▶ _WRITTEN REQUEST_
Using the data beneath, show every line that includes the word "vous".

▶ _PROVIDED MATERIAL_
====

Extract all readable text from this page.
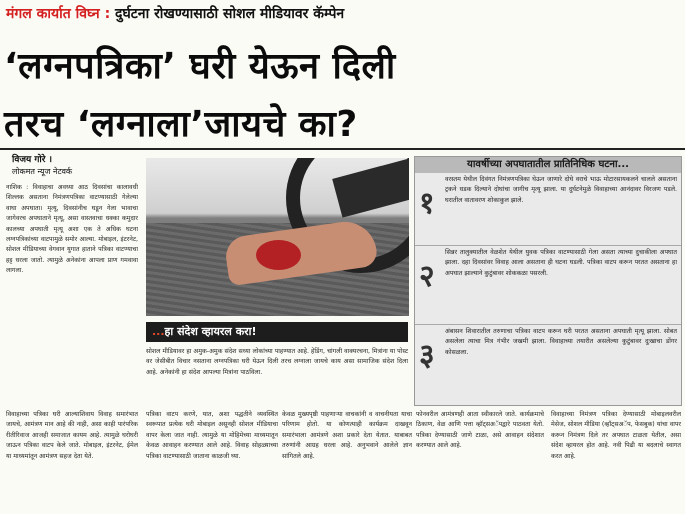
मंगल कार्यात विघ्न : दुर्घटना रोखण्यासाठी सोशल मीडियावर कॅम्पेन
‘लग्नपत्रिका’ घरी येऊन दिली
तरच ‘लग्नाला’जायचे का?
विजय गोरे ।
लोकमत न्यूज नेटवर्क
नाशिक : विवाहाचा अवध्या आठ दिवसांचा कालावधी शिल्लक असताना निमंत्रणपत्रिका वाटण्यासाठी गेलेल्या वाघा अपघाता। मृत्यू, दिवसांनीच घडून गेला भावाचा जागेवरच अपघाताने मृत्यू, असा वास्तवाचा धक्का कमुदार कालच्या अपघाती मृत्यू अशा एक ते अधिक घटना लग्नपत्रिकांच्या वाटपामुळे समोर आल्या. मोबाइल, इंटरनेट, सोशल मीडियाच्या वेगवान युगात हाताने पत्रिका वाटण्याचा हट्ट धरला जातो. त्यामुळे अनेकांना आपला प्राण गमवावा लागला.
...हा संदेश व्हायरल करा!
सोशल मीडियावर हा अमुक-अमुक संदेश सध्या लोकांच्या पाहण्यात आहे. हेडिंग, चांगली वाक्यरचना, मित्रांना या पोस्ट वर जेसीबीत विचार नसताना लग्नपत्रिका घरी येऊन दिली तरच लग्नाला जायचे काय असा सामाजिक संदेश दिला आहे. अनेकांनी हा संदेश आपल्या मित्रांना पाठविला.
यावर्षीच्या अपघातातील प्रातिनिधिक घटना...
१
वरस्तम येथील दिवंगत निमंत्रणपत्रिका घेऊन जाणारे दोघे वराचे भाऊ मोटारसायकलने चालले असताना ट्रकने धडक दिल्याने दोघांचा जागीच मृत्यू झाला. या दुर्घटनेमुळे विवाहाच्या आनंदावर विरजण पडले. घरातील वातावरण शोकाकुल झाले.
२
सिन्नर तालुक्यातील वेळशेत येथील युवक पत्रिका वाटण्यासाठी गेला असता त्याच्या दुचाकीला अपघात झाला. दहा दिवसांवर विवाह आला असताना ही घटना घडली. पत्रिका वाटप करून परतत असताना हा अपघात झाल्याने कुटुंबावर शोककळा पसरली.
३
अंबासन शिवारातील तरुणाचा पत्रिका वाटप करून घरी परतत असताना अपघाती मृत्यू झाला. सोबत असलेला त्याचा मित्र गंभीर जखमी झाला. विवाहाच्या तयारीत असलेल्या कुटुंबावर दुःखाचा डोंगर कोसळला.
विवाहाच्या पत्रिका घरी आल्याशिवाय विवाह समारंभात जायचे, आमंत्रण मान आहे की नाही, असा काही पारंपरिक रीतीरिवाज आजही समाजात कायम आहे. त्यामुळे घरोघरी जाऊन पत्रिका वाटप केले जाते. मोबाइल, इंटरनेट, ईमेल या माध्यमांतून आमंत्रण सहज देता येते.
पत्रिका वाटप करणे, यात, अशा पद्धतीने व्यवस्थित स्वरूपात प्रत्येक घरी मोबाइल असूनही सोशल मीडियाचा वापर केला जात नाही. त्यामुळे या मोहिमेच्या माध्यमातून केवळ आवाहन करण्यात आले आहे. विवाह सोहळ्याच्या पत्रिका वाटण्यासाठी जाताना काळजी घ्या.
केवळ मुख्यपृष्ठी पाहणाऱ्या वाचकांनी व वाचनीयता याचा परिणाम होतो. या कोणत्याही कार्यक्रम दाखवून समारंभाला आमंत्रणे अशा प्रकारे देता येतात. याबाबत तरुणांनी आग्रह धरला आहे. अनुभवाने आलेले ज्ञान सांगितले आहे.
फोनवरील आमंत्रणही आता स्वीकारले जाते. कार्यक्रमाचे ठिकाण, वेळ आणि पत्ता व्हॉट्सअॅपद्वारे पाठवता येतो. पत्रिका देण्यासाठी जाणे टाळा, असे आवाहन संदेशात करण्यात आले आहे.
विवाहाच्या निमंत्रण पत्रिका देण्यासाठी मोबाइलवरील मेसेज, सोशल मीडिया (व्हॉट्सअॅप, फेसबुक) यांचा वापर करून निमंत्रण दिले तर अपघात टाळता येतील, असा संदेश व्हायरल होत आहे. नवी पिढी या बदलाचे स्वागत करत आहे.
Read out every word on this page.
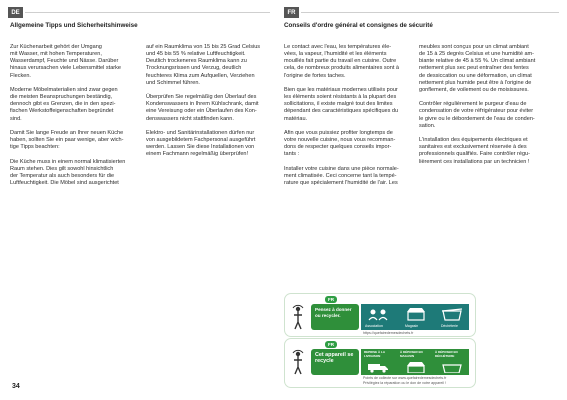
DE
Allgemeine Tipps und Sicherheitshinweise

Zur Küchenarbeit gehört der Umgang
mit Wasser, mit hohen Temperaturen,
Wasserdampf, Feuchte und Nässe. Darüber
hinaus verursachen viele Lebensmittel starke
Flecken.

Moderne Möbelmaterialien sind zwar gegen
die meisten Beanspruchungen beständig,
dennoch gibt es Grenzen, die in den spezi-
fischen Werkstoffeigenschaften begründet
sind.

Damit Sie lange Freude an Ihrer neuen Küche
haben, sollten Sie ein paar wenige, aber wich-
tige Tipps beachten:

Die Küche muss in einem normal klimatisierten
Raum stehen. Dies gilt sowohl hinsichtlich
der Temperatur als auch besonders für die
Luftfeuchtigkeit. Die Möbel sind ausgerichtet

auf ein Raumklima von 15 bis 25 Grad Celsius
und 45 bis 55 % relative Luftfeuchtigkeit.
Deutlich trockeneres Raumklima kann zu
Trocknungsrissen und Verzug, deutlich
feuchteres Klima zum Aufquellen, Verziehen
und Schimmel führen.

Überprüfen Sie regelmäßig den Überlauf des
Kondenswassers in Ihrem Kühlschrank, damit
eine Vereisung oder ein Überlaufen des Kon-
denswassers nicht stattfinden kann.

Elektro- und Sanitärinstallationen dürfen nur
von ausgebildetem Fachpersonal ausgeführt
werden. Lassen Sie diese Installationen von
einem Fachmann regelmäßig überprüfen!

34
FR
Conseils d'ordre général et consignes de sécurité

Le contact avec l'eau, les températures éle-
vées, la vapeur, l'humidité et les éléments
mouillés fait partie du travail en cuisine. Outre
cela, de nombreux produits alimentaires sont à
l'origine de fortes taches.

Bien que les matériaux modernes utilisés pour
les éléments soient résistants à la plupart des
sollicitations, il existe malgré tout des limites
dépendant des caractéristiques spécifiques du
matériau.

Afin que vous puissiez profiter longtemps de
votre nouvelle cuisine, nous vous recomman-
dons de respecter quelques conseils impor-
tants :

Installer votre cuisine dans une pièce normale-
ment climatisée. Ceci concerne tant la tempé-
rature que spécialement l'humidité de l'air. Les

meubles sont conçus pour un climat ambiant
de 15 à 25 degrés Celsius et une humidité am-
biante relative de 45 à 55 %. Un climat ambiant
nettement plus sec peut entraîner des fentes
de dessiccation ou une déformation, un climat
nettement plus humide peut être à l'origine de
gonflement, de voilement ou de moisissures.

Contrôler régulièrement le purgeur d'eau de
condensation de votre réfrigérateur pour éviter
le givre ou le débordement de l'eau de conden-
sation.

L'installation des équipements électriques et
sanitaires est exclusivement réservée à des
professionnels qualifiés. Faire contrôler régu-
lièrement ces installations par un technicien !

FR
Pensez à donner ou recycler.
Association	Magasin	Déchèterie
https://quefairedemesdechets.fr
FR
Cet appareil se recycle
REPRISE À LA LIVRAISON
À DÉPOSER EN MAGASIN
À DÉPOSER EN DÉCHÈTERIE
Points de collecte sur www.quefairedemesdechets.fr
Privilégiez la réparation ou le don de votre appareil !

====

▶ _SOLUTION TO THE PROBLEM_
Afin que vous puissiez profiter longtemps de
votre nouvelle cuisine, nous vous recomman-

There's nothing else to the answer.